### Task brief
Exactly reproduce the entries, dropping any pictures from your copy.

### Data provided

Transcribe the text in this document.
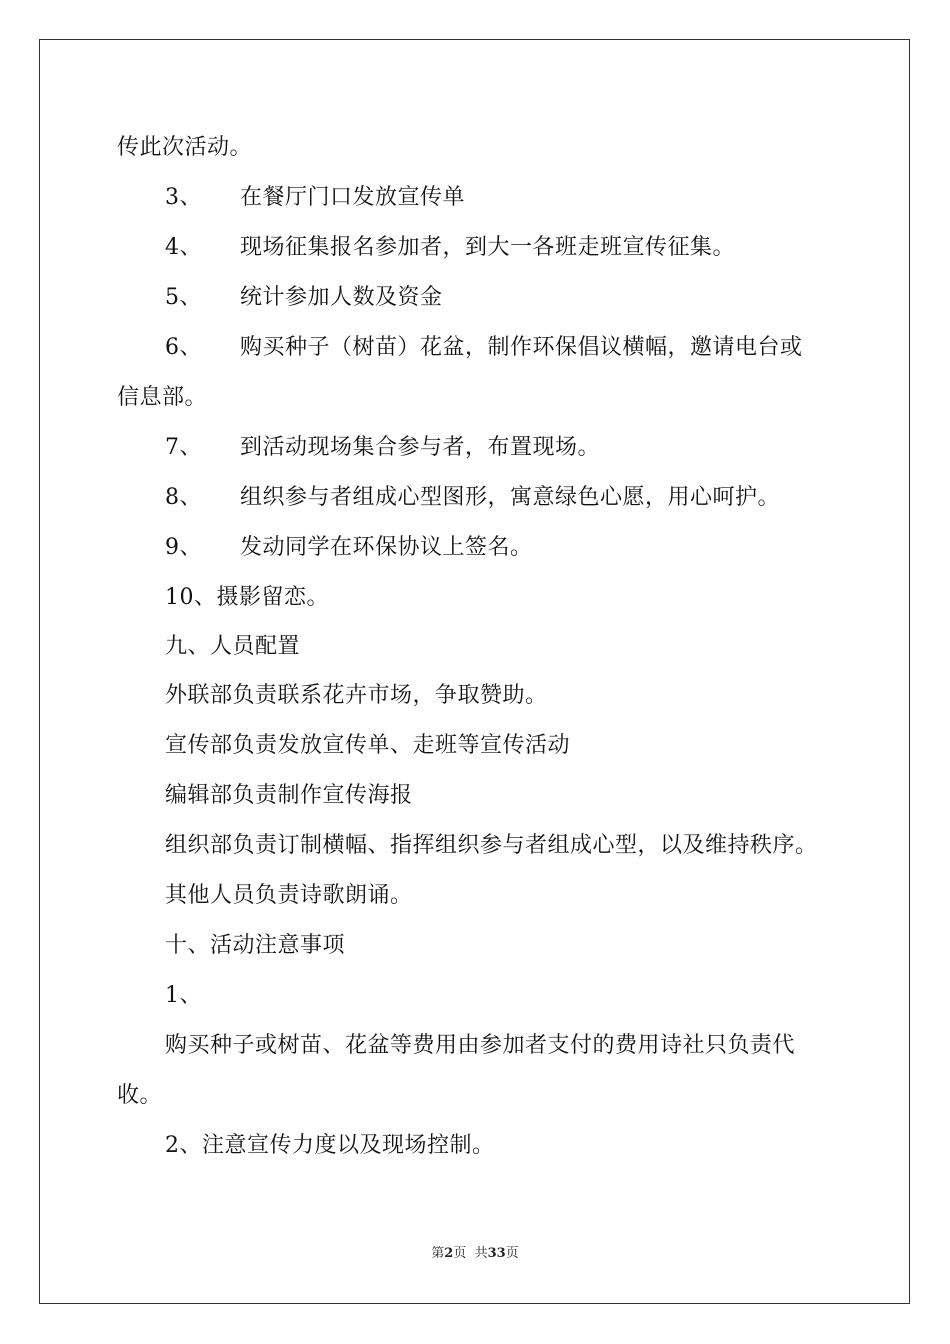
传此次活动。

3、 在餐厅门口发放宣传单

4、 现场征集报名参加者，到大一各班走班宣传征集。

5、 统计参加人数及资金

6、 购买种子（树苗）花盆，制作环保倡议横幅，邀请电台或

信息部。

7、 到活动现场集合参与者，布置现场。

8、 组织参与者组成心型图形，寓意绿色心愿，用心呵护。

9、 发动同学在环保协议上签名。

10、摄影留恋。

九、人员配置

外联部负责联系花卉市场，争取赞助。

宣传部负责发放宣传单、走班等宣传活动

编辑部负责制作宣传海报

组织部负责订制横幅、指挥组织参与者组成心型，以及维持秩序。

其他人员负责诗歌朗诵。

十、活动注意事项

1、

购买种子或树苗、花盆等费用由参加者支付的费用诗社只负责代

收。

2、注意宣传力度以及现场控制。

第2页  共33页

### Correct response
Transcribe the text in this document.
传此次活动。

3、 在餐厅门口发放宣传单

4、 现场征集报名参加者，到大一各班走班宣传征集。

5、 统计参加人数及资金

6、 购买种子（树苗）花盆，制作环保倡议横幅，邀请电台或

信息部。

7、 到活动现场集合参与者，布置现场。

8、 组织参与者组成心型图形，寓意绿色心愿，用心呵护。

9、 发动同学在环保协议上签名。

10、摄影留恋。

九、人员配置

外联部负责联系花卉市场，争取赞助。

宣传部负责发放宣传单、走班等宣传活动

编辑部负责制作宣传海报

组织部负责订制横幅、指挥组织参与者组成心型，以及维持秩序。

其他人员负责诗歌朗诵。

十、活动注意事项

1、

购买种子或树苗、花盆等费用由参加者支付的费用诗社只负责代

收。

2、注意宣传力度以及现场控制。

第2页  共33页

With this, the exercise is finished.